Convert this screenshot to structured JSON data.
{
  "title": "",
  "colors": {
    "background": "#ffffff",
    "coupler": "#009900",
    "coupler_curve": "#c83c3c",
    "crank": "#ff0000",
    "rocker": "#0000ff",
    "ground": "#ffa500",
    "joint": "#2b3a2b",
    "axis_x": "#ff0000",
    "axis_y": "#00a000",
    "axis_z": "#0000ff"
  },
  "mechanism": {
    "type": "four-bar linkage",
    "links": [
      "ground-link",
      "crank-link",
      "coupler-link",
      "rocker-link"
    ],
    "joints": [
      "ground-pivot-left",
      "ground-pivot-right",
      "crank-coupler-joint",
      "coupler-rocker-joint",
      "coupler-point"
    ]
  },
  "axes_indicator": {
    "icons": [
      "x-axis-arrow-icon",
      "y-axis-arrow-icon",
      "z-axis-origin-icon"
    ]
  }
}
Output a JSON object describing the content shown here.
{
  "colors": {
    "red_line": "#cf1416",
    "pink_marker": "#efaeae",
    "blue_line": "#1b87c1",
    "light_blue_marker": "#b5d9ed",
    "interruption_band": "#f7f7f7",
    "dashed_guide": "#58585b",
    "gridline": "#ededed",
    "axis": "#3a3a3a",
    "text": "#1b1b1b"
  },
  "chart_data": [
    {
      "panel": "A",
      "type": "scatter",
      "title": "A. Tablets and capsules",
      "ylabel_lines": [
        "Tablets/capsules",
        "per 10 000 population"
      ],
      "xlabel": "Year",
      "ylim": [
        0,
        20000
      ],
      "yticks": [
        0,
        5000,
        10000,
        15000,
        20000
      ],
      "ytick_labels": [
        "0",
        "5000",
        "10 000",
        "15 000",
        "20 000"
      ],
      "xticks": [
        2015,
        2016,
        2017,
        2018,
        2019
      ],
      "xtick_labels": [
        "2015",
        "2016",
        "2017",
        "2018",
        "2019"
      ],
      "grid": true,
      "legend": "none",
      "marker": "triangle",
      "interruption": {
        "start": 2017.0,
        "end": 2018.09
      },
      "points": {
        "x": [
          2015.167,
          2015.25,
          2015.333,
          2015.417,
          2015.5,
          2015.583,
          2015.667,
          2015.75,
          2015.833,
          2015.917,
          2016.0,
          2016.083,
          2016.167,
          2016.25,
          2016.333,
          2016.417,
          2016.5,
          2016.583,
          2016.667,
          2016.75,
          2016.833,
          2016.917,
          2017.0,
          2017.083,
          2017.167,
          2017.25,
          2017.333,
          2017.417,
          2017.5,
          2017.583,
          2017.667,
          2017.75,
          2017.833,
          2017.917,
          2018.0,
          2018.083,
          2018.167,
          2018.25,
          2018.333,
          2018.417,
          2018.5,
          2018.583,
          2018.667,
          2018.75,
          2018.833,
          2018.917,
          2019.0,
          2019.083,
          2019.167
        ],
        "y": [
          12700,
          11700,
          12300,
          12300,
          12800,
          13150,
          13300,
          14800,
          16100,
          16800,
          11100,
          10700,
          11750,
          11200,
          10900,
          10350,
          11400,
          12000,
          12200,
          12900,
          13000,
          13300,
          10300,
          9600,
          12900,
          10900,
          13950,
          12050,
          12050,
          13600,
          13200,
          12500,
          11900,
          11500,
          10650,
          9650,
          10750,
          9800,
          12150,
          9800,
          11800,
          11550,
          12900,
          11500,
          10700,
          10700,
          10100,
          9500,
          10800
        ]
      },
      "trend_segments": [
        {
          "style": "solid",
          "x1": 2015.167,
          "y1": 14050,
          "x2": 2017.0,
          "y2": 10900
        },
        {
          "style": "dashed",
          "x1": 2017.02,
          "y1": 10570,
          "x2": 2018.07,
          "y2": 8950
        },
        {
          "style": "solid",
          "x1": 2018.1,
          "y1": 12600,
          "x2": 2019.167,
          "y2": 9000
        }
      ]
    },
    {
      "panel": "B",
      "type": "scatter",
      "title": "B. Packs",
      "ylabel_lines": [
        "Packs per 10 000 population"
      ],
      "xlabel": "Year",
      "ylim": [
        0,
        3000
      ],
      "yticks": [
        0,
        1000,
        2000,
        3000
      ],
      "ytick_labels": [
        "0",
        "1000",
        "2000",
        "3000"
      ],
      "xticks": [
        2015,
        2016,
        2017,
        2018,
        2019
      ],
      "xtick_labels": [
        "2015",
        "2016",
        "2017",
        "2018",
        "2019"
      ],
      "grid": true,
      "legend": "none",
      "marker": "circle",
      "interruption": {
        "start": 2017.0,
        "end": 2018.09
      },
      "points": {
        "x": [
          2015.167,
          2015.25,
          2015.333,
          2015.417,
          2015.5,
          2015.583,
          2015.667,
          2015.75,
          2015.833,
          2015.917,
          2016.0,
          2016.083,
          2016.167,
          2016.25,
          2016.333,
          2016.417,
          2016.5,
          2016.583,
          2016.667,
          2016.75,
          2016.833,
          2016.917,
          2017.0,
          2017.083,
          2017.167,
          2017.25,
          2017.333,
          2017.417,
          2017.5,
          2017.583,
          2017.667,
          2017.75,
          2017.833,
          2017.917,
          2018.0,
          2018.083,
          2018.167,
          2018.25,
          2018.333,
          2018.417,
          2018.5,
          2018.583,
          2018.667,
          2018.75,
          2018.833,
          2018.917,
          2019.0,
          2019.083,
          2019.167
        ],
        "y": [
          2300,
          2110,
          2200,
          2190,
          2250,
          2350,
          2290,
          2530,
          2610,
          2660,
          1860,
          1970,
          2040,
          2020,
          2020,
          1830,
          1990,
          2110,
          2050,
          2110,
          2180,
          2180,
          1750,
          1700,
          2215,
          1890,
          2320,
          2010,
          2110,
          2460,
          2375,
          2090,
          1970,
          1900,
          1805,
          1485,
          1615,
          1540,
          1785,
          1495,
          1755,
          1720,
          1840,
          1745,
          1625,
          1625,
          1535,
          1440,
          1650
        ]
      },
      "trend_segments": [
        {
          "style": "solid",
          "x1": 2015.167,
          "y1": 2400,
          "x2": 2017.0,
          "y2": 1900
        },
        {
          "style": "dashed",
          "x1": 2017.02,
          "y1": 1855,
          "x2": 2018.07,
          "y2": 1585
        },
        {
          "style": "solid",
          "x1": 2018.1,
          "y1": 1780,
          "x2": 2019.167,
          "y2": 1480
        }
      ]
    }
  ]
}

::::::

Output every line above without altering anything.

- Written response:
Convert this screenshot to structured JSON data.
{
  "title": "",
  "colors": {
    "background": "#ffffff",
    "coupler": "#009900",
    "coupler_curve": "#c83c3c",
    "crank": "#ff0000",
    "rocker": "#0000ff",
    "ground": "#ffa500",
    "joint": "#2b3a2b",
    "axis_x": "#ff0000",
    "axis_y": "#00a000",
    "axis_z": "#0000ff"
  },
  "mechanism": {
    "type": "four-bar linkage",
    "links": [
      "ground-link",
      "crank-link",
      "coupler-link",
      "rocker-link"
    ],
    "joints": [
      "ground-pivot-left",
      "ground-pivot-right",
      "crank-coupler-joint",
      "coupler-rocker-joint",
      "coupler-point"
    ]
  },
  "axes_indicator": {
    "icons": [
      "x-axis-arrow-icon",
      "y-axis-arrow-icon",
      "z-axis-origin-icon"
    ]
  }
}
Output a JSON object describing the content shown here.
{
  "colors": {
    "red_line": "#cf1416",
    "pink_marker": "#efaeae",
    "blue_line": "#1b87c1",
    "light_blue_marker": "#b5d9ed",
    "interruption_band": "#f7f7f7",
    "dashed_guide": "#58585b",
    "gridline": "#ededed",
    "axis": "#3a3a3a",
    "text": "#1b1b1b"
  },
  "chart_data": [
    {
      "panel": "A",
      "type": "scatter",
      "title": "A. Tablets and capsules",
      "ylabel_lines": [
        "Tablets/capsules",
        "per 10 000 population"
      ],
      "xlabel": "Year",
      "ylim": [
        0,
        20000
      ],
      "yticks": [
        0,
        5000,
        10000,
        15000,
        20000
      ],
      "ytick_labels": [
        "0",
        "5000",
        "10 000",
        "15 000",
        "20 000"
      ],
      "xticks": [
        2015,
        2016,
        2017,
        2018,
        2019
      ],
      "xtick_labels": [
        "2015",
        "2016",
        "2017",
        "2018",
        "2019"
      ],
      "grid": true,
      "legend": "none",
      "marker": "triangle",
      "interruption": {
        "start": 2017.0,
        "end": 2018.09
      },
      "points": {
        "x": [
          2015.167,
          2015.25,
          2015.333,
          2015.417,
          2015.5,
          2015.583,
          2015.667,
          2015.75,
          2015.833,
          2015.917,
          2016.0,
          2016.083,
          2016.167,
          2016.25,
          2016.333,
          2016.417,
          2016.5,
          2016.583,
          2016.667,
          2016.75,
          2016.833,
          2016.917,
          2017.0,
          2017.083,
          2017.167,
          2017.25,
          2017.333,
          2017.417,
          2017.5,
          2017.583,
          2017.667,
          2017.75,
          2017.833,
          2017.917,
          2018.0,
          2018.083,
          2018.167,
          2018.25,
          2018.333,
          2018.417,
          2018.5,
          2018.583,
          2018.667,
          2018.75,
          2018.833,
          2018.917,
          2019.0,
          2019.083,
          2019.167
        ],
        "y": [
          12700,
          11700,
          12300,
          12300,
          12800,
          13150,
          13300,
          14800,
          16100,
          16800,
          11100,
          10700,
          11750,
          11200,
          10900,
          10350,
          11400,
          12000,
          12200,
          12900,
          13000,
          13300,
          10300,
          9600,
          12900,
          10900,
          13950,
          12050,
          12050,
          13600,
          13200,
          12500,
          11900,
          11500,
          10650,
          9650,
          10750,
          9800,
          12150,
          9800,
          11800,
          11550,
          12900,
          11500,
          10700,
          10700,
          10100,
          9500,
          10800
        ]
      },
      "trend_segments": [
        {
          "style": "solid",
          "x1": 2015.167,
          "y1": 14050,
          "x2": 2017.0,
          "y2": 10900
        },
        {
          "style": "dashed",
          "x1": 2017.02,
          "y1": 10570,
          "x2": 2018.07,
          "y2": 8950
        },
        {
          "style": "solid",
          "x1": 2018.1,
          "y1": 12600,
          "x2": 2019.167,
          "y2": 9000
        }
      ]
    },
    {
      "panel": "B",
      "type": "scatter",
      "title": "B. Packs",
      "ylabel_lines": [
        "Packs per 10 000 population"
      ],
      "xlabel": "Year",
      "ylim": [
        0,
        3000
      ],
      "yticks": [
        0,
        1000,
        2000,
        3000
      ],
      "ytick_labels": [
        "0",
        "1000",
        "2000",
        "3000"
      ],
      "xticks": [
        2015,
        2016,
        2017,
        2018,
        2019
      ],
      "xtick_labels": [
        "2015",
        "2016",
        "2017",
        "2018",
        "2019"
      ],
      "grid": true,
      "legend": "none",
      "marker": "circle",
      "interruption": {
        "start": 2017.0,
        "end": 2018.09
      },
      "points": {
        "x": [
          2015.167,
          2015.25,
          2015.333,
          2015.417,
          2015.5,
          2015.583,
          2015.667,
          2015.75,
          2015.833,
          2015.917,
          2016.0,
          2016.083,
          2016.167,
          2016.25,
          2016.333,
          2016.417,
          2016.5,
          2016.583,
          2016.667,
          2016.75,
          2016.833,
          2016.917,
          2017.0,
          2017.083,
          2017.167,
          2017.25,
          2017.333,
          2017.417,
          2017.5,
          2017.583,
          2017.667,
          2017.75,
          2017.833,
          2017.917,
          2018.0,
          2018.083,
          2018.167,
          2018.25,
          2018.333,
          2018.417,
          2018.5,
          2018.583,
          2018.667,
          2018.75,
          2018.833,
          2018.917,
          2019.0,
          2019.083,
          2019.167
        ],
        "y": [
          2300,
          2110,
          2200,
          2190,
          2250,
          2350,
          2290,
          2530,
          2610,
          2660,
          1860,
          1970,
          2040,
          2020,
          2020,
          1830,
          1990,
          2110,
          2050,
          2110,
          2180,
          2180,
          1750,
          1700,
          2215,
          1890,
          2320,
          2010,
          2110,
          2460,
          2375,
          2090,
          1970,
          1900,
          1805,
          1485,
          1615,
          1540,
          1785,
          1495,
          1755,
          1720,
          1840,
          1745,
          1625,
          1625,
          1535,
          1440,
          1650
        ]
      },
      "trend_segments": [
        {
          "style": "solid",
          "x1": 2015.167,
          "y1": 2400,
          "x2": 2017.0,
          "y2": 1900
        },
        {
          "style": "dashed",
          "x1": 2017.02,
          "y1": 1855,
          "x2": 2018.07,
          "y2": 1585
        },
        {
          "style": "solid",
          "x1": 2018.1,
          "y1": 1780,
          "x2": 2019.167,
          "y2": 1480
        }
      ]
    }
  ]
}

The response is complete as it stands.